== GIVEN TASK ==
Each line of the material below that holds the word "每道圣贤事业" needs to be copied.

(Dataset rows)
-*-

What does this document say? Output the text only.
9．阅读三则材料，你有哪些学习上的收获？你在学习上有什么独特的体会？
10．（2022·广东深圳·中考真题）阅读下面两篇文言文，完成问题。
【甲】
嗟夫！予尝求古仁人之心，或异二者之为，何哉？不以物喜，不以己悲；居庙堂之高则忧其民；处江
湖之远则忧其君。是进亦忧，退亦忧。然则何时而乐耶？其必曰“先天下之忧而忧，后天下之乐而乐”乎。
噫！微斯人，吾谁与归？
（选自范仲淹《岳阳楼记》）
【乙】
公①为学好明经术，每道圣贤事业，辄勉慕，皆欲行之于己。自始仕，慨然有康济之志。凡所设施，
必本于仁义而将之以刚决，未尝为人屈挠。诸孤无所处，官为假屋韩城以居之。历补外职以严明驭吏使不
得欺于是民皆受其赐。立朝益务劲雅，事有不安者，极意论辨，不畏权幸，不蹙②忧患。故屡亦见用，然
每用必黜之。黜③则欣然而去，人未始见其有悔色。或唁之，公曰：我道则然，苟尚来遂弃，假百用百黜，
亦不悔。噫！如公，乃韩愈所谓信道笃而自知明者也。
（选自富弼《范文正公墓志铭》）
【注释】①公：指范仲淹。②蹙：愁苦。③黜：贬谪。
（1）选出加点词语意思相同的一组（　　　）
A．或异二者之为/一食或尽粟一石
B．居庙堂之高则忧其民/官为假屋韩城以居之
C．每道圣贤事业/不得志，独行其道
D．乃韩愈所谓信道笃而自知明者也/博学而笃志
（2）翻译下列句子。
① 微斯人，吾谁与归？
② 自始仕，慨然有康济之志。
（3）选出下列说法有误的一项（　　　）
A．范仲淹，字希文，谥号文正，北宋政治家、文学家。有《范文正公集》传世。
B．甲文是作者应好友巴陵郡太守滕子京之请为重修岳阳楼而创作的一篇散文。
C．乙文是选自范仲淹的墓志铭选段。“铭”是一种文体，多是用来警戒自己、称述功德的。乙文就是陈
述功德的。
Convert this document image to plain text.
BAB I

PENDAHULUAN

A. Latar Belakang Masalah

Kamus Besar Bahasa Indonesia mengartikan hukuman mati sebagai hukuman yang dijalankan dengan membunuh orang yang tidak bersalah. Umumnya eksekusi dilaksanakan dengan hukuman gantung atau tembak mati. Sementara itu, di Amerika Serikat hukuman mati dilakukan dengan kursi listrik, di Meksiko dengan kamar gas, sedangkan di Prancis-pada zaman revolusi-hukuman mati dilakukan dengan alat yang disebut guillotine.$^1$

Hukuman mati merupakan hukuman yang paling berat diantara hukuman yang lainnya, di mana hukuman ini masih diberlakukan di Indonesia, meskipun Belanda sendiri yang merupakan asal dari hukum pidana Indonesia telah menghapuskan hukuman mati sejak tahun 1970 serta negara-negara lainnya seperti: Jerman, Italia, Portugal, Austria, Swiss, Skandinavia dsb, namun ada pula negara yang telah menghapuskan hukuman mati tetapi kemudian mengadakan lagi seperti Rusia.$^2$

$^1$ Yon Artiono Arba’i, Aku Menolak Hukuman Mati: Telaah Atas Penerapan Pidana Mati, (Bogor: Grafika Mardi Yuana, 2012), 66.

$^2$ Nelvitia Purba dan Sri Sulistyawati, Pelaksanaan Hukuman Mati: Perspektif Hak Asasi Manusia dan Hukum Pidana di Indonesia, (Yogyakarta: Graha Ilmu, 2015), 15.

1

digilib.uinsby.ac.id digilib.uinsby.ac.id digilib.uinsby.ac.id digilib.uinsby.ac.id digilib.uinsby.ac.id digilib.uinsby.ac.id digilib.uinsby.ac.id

-*-

== SOLUTION TO THIS EXERCISE ==
公①为学好明经术，每道圣贤事业，辄勉慕，皆欲行之于己。自始仕，慨然有康济之志。凡所设施，
C．每道圣贤事业/不得志，独行其道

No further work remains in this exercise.